### TASK TO CARRY OUT:
Without the images, write out the entries word for word.

### RECORDS TO PROCESS:
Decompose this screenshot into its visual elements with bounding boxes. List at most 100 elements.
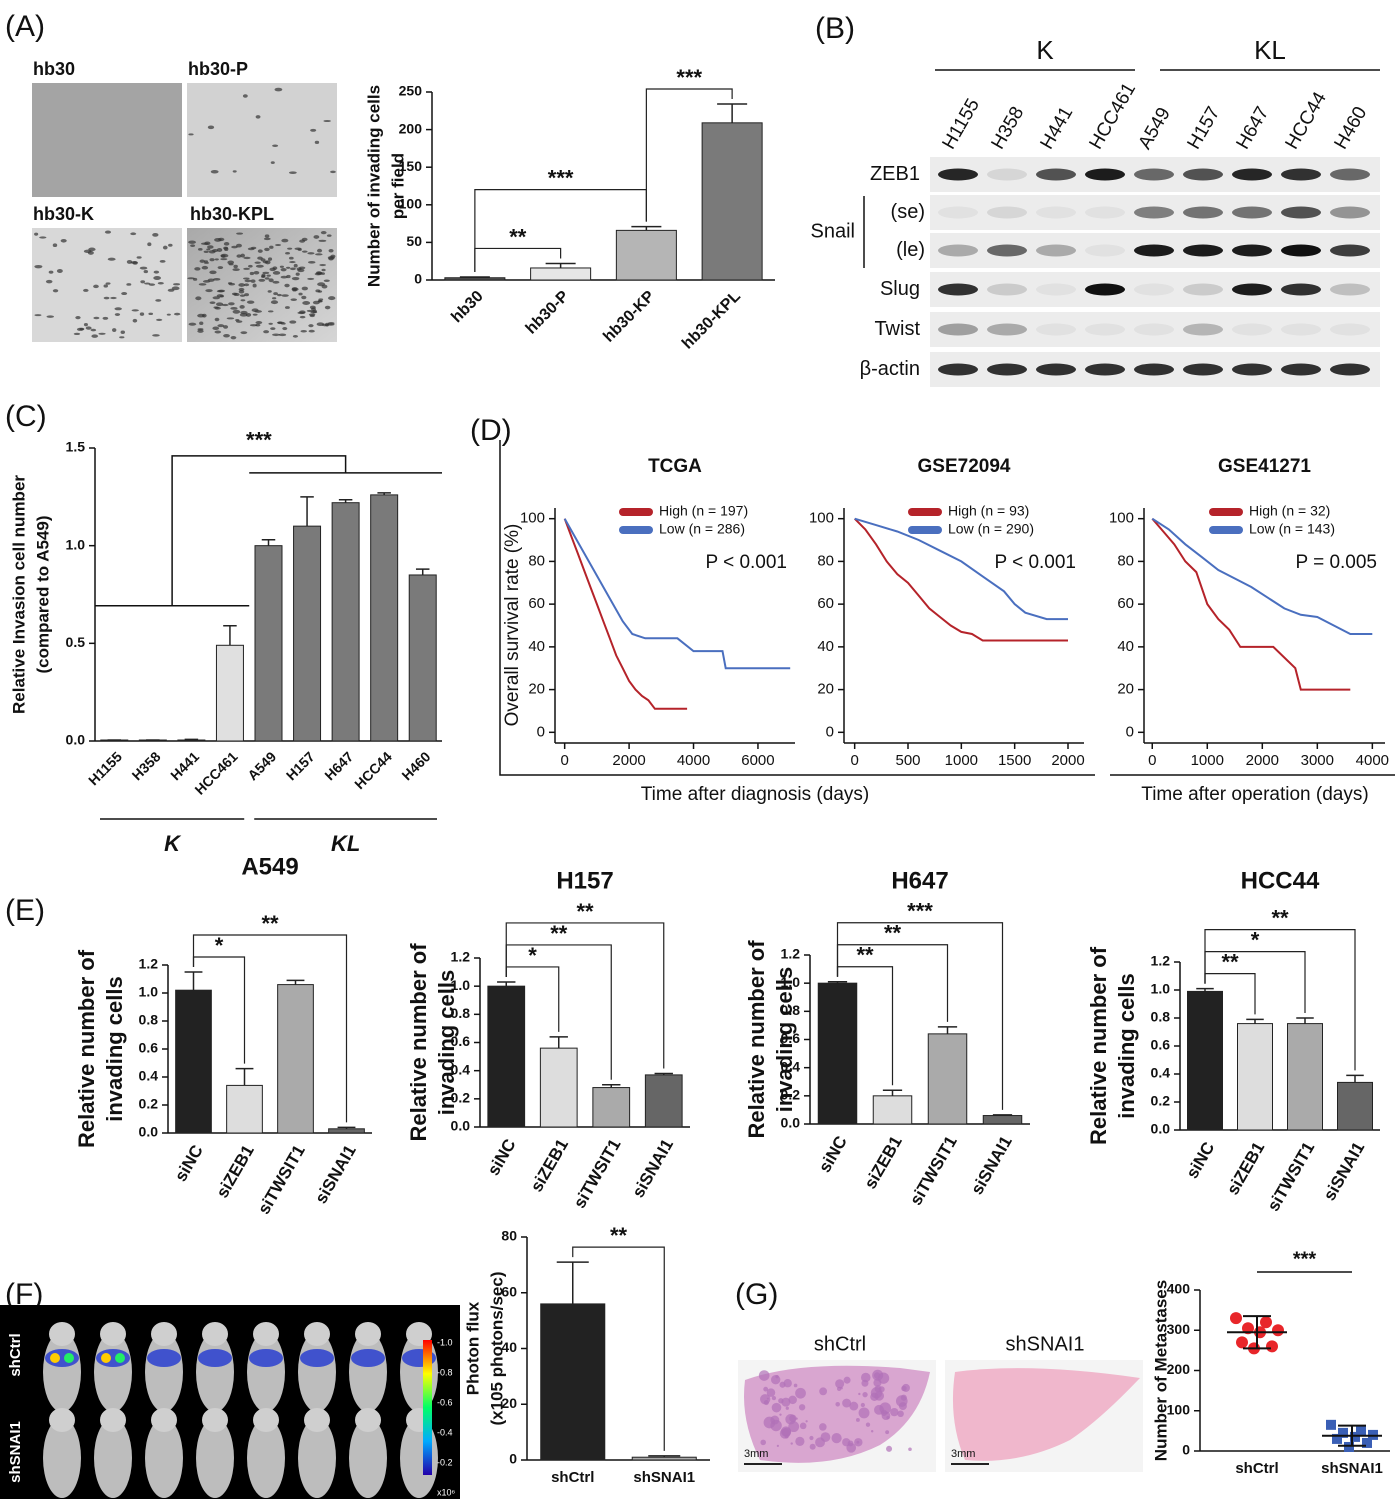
spot — [770, 1415, 780, 1425]
spot — [840, 1386, 843, 1390]
chart-title: GSE41271 — [1218, 456, 1311, 477]
cell — [85, 326, 92, 330]
error-bar — [300, 496, 314, 527]
significance-bracket — [572, 1246, 665, 1451]
error-bar — [497, 981, 516, 987]
band — [1281, 283, 1321, 296]
spot — [805, 1420, 808, 1423]
y-axis-label: invading cells — [434, 970, 459, 1116]
error-bar — [184, 738, 199, 741]
cell — [45, 279, 53, 284]
band — [987, 244, 1027, 257]
y-tick-label: 0.4 — [451, 1061, 471, 1077]
mouse-head — [253, 1322, 279, 1346]
cell — [243, 283, 250, 287]
spot — [779, 1413, 782, 1416]
cell — [291, 276, 300, 281]
group-label: KL — [1254, 35, 1286, 65]
cell — [153, 275, 161, 280]
cell — [252, 313, 258, 316]
cell — [272, 144, 279, 148]
band — [1330, 206, 1370, 219]
band — [938, 363, 978, 376]
spot — [836, 1386, 842, 1392]
colorbar-labels: -1.0 -0.8 -0.6 -0.4 -0.2 x10⁶ — [437, 1337, 456, 1497]
point — [1260, 1316, 1272, 1329]
mouse — [94, 1418, 132, 1498]
legend-label: High (n = 197) — [659, 503, 748, 519]
error-bar — [882, 1089, 903, 1096]
error-bar — [459, 276, 490, 278]
x-tick-label: siNC — [484, 1136, 520, 1179]
spot — [858, 1392, 861, 1396]
cell — [83, 249, 92, 254]
cell — [272, 271, 281, 275]
significance-label: ** — [856, 943, 874, 968]
y-axis-label: Overall survival rate (%) — [502, 524, 523, 727]
spot — [785, 1414, 796, 1425]
band — [938, 323, 978, 336]
cell — [243, 277, 250, 280]
spot — [835, 1402, 840, 1407]
y-tick-label: 0.2 — [1151, 1093, 1171, 1109]
y-tick-label: 200 — [399, 120, 423, 136]
y-tick-label: 100 — [809, 510, 834, 527]
cell — [230, 335, 237, 340]
x-tick-label: siSNAI1 — [967, 1133, 1016, 1198]
point — [1332, 1433, 1342, 1444]
lane-label: A549 — [1134, 104, 1174, 153]
cell — [34, 264, 43, 269]
cell — [267, 310, 274, 313]
colorbar-label: x10⁶ — [437, 1487, 456, 1497]
spot — [815, 1437, 826, 1448]
cell — [290, 298, 297, 301]
cell — [321, 268, 326, 272]
error-bar — [223, 625, 237, 646]
point — [1236, 1336, 1248, 1349]
cell — [285, 252, 290, 255]
band — [1330, 283, 1370, 296]
cell — [155, 299, 162, 302]
error-bar — [937, 1026, 958, 1034]
chart-title: H157 — [556, 867, 613, 894]
band — [1281, 168, 1321, 181]
cell — [307, 252, 315, 255]
bar — [215, 644, 244, 742]
x-tick-label: siTWSIT1 — [254, 1142, 309, 1218]
mouse — [196, 1418, 234, 1498]
cell — [147, 242, 152, 247]
cell — [223, 242, 230, 246]
x-tick-label: siZEB1 — [1223, 1139, 1268, 1198]
cell — [284, 306, 290, 309]
cell — [205, 289, 213, 293]
y-tick-label: 0.4 — [781, 1058, 801, 1074]
x-axis-label: Time after diagnosis (days) — [641, 784, 869, 805]
point — [1356, 1425, 1366, 1436]
cell — [301, 250, 308, 253]
bar — [408, 574, 437, 742]
signal — [64, 1353, 74, 1363]
cell — [295, 272, 300, 276]
spot — [861, 1372, 871, 1383]
band — [1232, 363, 1272, 376]
y-tick-label: 1.0 — [1151, 981, 1171, 997]
row-label: shCtrl — [7, 1333, 24, 1376]
spot — [873, 1372, 881, 1379]
cell — [197, 329, 204, 333]
cell — [212, 296, 221, 300]
cell — [282, 326, 288, 331]
cell — [197, 313, 205, 318]
colorbar-label: -0.6 — [437, 1397, 453, 1407]
spot — [771, 1395, 777, 1401]
bar — [1187, 990, 1223, 1131]
cell — [324, 305, 331, 310]
cell — [308, 324, 314, 328]
cell — [105, 282, 111, 285]
panel-label: (G) — [735, 1278, 778, 1311]
error-bar — [717, 103, 748, 123]
cell — [221, 303, 229, 307]
x-tick-label: 0 — [850, 752, 858, 769]
x-tick-label: siTWSIT1 — [570, 1136, 625, 1212]
cell — [258, 278, 266, 282]
sd-bar — [1338, 1424, 1366, 1447]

### RESPONSE:
Decompose this screenshot into its visual elements with bounding boxes. List at most 100 elements.
spot — [770, 1415, 780, 1425]
spot — [840, 1386, 843, 1390]
chart-title: GSE41271 — [1218, 456, 1311, 477]
cell — [85, 326, 92, 330]
error-bar — [300, 496, 314, 527]
significance-bracket — [572, 1246, 665, 1451]
error-bar — [497, 981, 516, 987]
band — [1281, 283, 1321, 296]
spot — [805, 1420, 808, 1423]
y-axis-label: invading cells — [434, 970, 459, 1116]
error-bar — [184, 738, 199, 741]
cell — [45, 279, 53, 284]
band — [987, 244, 1027, 257]
y-tick-label: 0.4 — [451, 1061, 471, 1077]
mouse-head — [253, 1322, 279, 1346]
cell — [243, 283, 250, 287]
spot — [779, 1413, 782, 1416]
cell — [291, 276, 300, 281]
group-label: KL — [1254, 35, 1286, 65]
cell — [153, 275, 161, 280]
cell — [252, 313, 258, 316]
cell — [272, 144, 279, 148]
band — [1330, 206, 1370, 219]
band — [938, 363, 978, 376]
spot — [836, 1386, 842, 1392]
colorbar-labels: -1.0 -0.8 -0.6 -0.4 -0.2 x10⁶ — [437, 1337, 456, 1497]
point — [1260, 1316, 1272, 1329]
mouse — [94, 1418, 132, 1498]
legend-label: High (n = 197) — [659, 503, 748, 519]
error-bar — [882, 1089, 903, 1096]
error-bar — [459, 276, 490, 278]
x-tick-label: siNC — [484, 1136, 520, 1179]
spot — [858, 1392, 861, 1396]
cell — [83, 249, 92, 254]
cell — [272, 271, 281, 275]
significance-label: ** — [856, 943, 874, 968]
y-axis-label: Overall survival rate (%) — [502, 524, 523, 727]
spot — [785, 1414, 796, 1425]
band — [938, 323, 978, 336]
cell — [243, 277, 250, 280]
spot — [835, 1402, 840, 1407]
y-tick-label: 0.2 — [1151, 1093, 1171, 1109]
y-tick-label: 200 — [399, 120, 423, 136]
y-tick-label: 100 — [809, 510, 834, 527]
cell — [230, 335, 237, 340]
x-tick-label: siSNAI1 — [967, 1133, 1016, 1198]
point — [1332, 1433, 1342, 1444]
lane-label: A549 — [1134, 104, 1174, 153]
cell — [34, 264, 43, 269]
cell — [267, 310, 274, 313]
colorbar-label: x10⁶ — [437, 1487, 456, 1497]
spot — [815, 1437, 826, 1448]
cell — [290, 298, 297, 301]
cell — [321, 268, 326, 272]
error-bar — [223, 625, 237, 646]
point — [1236, 1336, 1248, 1349]
cell — [285, 252, 290, 255]
band — [1330, 283, 1370, 296]
cell — [155, 299, 162, 302]
error-bar — [937, 1026, 958, 1034]
chart-title: H157 — [556, 867, 613, 894]
band — [1281, 168, 1321, 181]
cell — [307, 252, 315, 255]
bar — [215, 644, 244, 742]
x-tick-label: siTWSIT1 — [254, 1142, 309, 1218]
mouse — [196, 1418, 234, 1498]
cell — [147, 242, 152, 247]
cell — [223, 242, 230, 246]
x-tick-label: siZEB1 — [1223, 1139, 1268, 1198]
cell — [284, 306, 290, 309]
cell — [205, 289, 213, 293]
y-tick-label: 0.4 — [781, 1058, 801, 1074]
x-axis-label: Time after diagnosis (days) — [641, 784, 869, 805]
point — [1356, 1425, 1366, 1436]
cell — [301, 250, 308, 253]
bar — [408, 574, 437, 742]
signal — [64, 1353, 74, 1363]
cell — [295, 272, 300, 276]
spot — [861, 1372, 871, 1383]
band — [1232, 363, 1272, 376]
y-tick-label: 1.0 — [1151, 981, 1171, 997]
row-label: shCtrl — [7, 1333, 24, 1376]
spot — [873, 1372, 881, 1379]
cell — [197, 329, 204, 333]
cell — [212, 296, 221, 300]
cell — [282, 326, 288, 331]
cell — [197, 313, 205, 318]
colorbar-label: -0.6 — [437, 1397, 453, 1407]
spot — [771, 1395, 777, 1401]
bar — [1187, 990, 1223, 1131]
cell — [324, 305, 331, 310]
cell — [308, 324, 314, 328]
cell — [105, 282, 111, 285]
panel-label: (G) — [735, 1278, 778, 1311]
error-bar — [717, 103, 748, 123]
cell — [221, 303, 229, 307]
x-tick-label: 0 — [850, 752, 858, 769]
x-tick-label: siTWSIT1 — [570, 1136, 625, 1212]
cell — [258, 278, 266, 282]
sd-bar — [1338, 1424, 1366, 1447]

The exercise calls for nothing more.